Scan the records for the string "Display"; copy each line where it occurs.

[BEGIN]

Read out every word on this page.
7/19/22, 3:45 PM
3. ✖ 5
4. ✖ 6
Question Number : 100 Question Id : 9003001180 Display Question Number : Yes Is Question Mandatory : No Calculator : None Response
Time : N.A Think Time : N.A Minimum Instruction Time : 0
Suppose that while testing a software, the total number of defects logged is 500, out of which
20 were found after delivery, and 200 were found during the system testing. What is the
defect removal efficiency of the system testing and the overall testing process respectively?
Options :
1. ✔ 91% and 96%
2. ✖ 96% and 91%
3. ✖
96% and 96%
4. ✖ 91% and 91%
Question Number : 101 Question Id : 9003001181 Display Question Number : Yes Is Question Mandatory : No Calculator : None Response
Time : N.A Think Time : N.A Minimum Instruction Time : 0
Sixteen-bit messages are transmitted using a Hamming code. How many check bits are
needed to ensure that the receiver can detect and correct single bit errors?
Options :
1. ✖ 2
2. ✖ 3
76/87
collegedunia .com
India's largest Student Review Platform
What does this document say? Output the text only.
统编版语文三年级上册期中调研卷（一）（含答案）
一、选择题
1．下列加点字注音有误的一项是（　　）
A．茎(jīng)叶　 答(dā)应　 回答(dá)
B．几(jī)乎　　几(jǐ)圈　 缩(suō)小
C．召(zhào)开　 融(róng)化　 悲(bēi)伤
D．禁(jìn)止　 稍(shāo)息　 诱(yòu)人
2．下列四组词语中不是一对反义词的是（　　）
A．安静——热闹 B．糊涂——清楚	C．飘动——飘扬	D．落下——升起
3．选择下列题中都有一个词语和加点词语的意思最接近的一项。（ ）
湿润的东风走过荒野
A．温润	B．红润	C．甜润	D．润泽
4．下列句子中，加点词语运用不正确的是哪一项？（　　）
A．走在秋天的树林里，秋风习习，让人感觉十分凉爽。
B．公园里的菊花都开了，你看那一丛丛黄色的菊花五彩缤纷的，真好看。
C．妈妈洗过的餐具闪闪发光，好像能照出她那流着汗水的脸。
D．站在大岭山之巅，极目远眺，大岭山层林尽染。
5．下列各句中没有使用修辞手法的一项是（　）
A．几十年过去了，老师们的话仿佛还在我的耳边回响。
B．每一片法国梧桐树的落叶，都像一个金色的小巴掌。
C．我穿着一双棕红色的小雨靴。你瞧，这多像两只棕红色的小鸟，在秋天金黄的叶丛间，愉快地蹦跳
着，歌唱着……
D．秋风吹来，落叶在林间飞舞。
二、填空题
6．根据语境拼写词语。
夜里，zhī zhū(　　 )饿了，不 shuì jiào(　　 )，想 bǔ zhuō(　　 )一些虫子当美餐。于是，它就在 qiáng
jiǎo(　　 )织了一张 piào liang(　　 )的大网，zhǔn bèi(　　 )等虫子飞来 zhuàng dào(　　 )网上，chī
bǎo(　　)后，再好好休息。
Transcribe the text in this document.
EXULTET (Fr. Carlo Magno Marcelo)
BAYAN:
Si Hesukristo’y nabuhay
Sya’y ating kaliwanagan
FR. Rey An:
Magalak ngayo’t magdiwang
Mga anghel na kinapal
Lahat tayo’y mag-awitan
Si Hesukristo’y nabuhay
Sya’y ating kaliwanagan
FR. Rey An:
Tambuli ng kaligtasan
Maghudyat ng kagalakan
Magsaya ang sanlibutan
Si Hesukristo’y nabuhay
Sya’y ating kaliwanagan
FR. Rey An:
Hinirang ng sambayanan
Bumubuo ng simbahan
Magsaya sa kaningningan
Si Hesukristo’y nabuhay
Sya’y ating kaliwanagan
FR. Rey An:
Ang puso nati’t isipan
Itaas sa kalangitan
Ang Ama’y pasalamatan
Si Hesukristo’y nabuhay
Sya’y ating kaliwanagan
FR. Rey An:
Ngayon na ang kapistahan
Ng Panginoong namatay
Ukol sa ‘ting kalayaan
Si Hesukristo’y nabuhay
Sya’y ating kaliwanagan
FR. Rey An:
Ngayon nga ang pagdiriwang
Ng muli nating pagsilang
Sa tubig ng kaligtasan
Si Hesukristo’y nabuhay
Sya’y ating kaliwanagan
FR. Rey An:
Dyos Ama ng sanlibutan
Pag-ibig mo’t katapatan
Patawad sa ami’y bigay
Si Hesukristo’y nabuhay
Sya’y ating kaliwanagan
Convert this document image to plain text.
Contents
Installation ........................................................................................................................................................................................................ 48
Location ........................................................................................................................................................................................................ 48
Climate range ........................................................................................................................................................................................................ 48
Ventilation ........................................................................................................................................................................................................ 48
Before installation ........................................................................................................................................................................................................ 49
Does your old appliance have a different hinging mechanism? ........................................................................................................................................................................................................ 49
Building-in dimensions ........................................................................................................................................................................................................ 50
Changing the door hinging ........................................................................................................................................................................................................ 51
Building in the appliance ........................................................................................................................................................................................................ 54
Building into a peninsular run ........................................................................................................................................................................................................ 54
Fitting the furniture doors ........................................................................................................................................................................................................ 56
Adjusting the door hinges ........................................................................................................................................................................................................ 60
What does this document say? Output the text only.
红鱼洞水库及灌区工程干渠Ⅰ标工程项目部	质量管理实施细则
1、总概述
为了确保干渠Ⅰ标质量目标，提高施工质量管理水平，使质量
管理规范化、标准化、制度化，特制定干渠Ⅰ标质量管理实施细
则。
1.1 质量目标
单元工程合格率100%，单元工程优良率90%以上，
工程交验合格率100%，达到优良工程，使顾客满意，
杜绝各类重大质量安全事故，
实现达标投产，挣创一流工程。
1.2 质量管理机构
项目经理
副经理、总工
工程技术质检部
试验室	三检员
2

[END]

Solved exercise =
Question Number : 100 Question Id : 9003001180 Display Question Number : Yes Is Question Mandatory : No Calculator : None Response
Question Number : 101 Question Id : 9003001181 Display Question Number : Yes Is Question Mandatory : No Calculator : None Response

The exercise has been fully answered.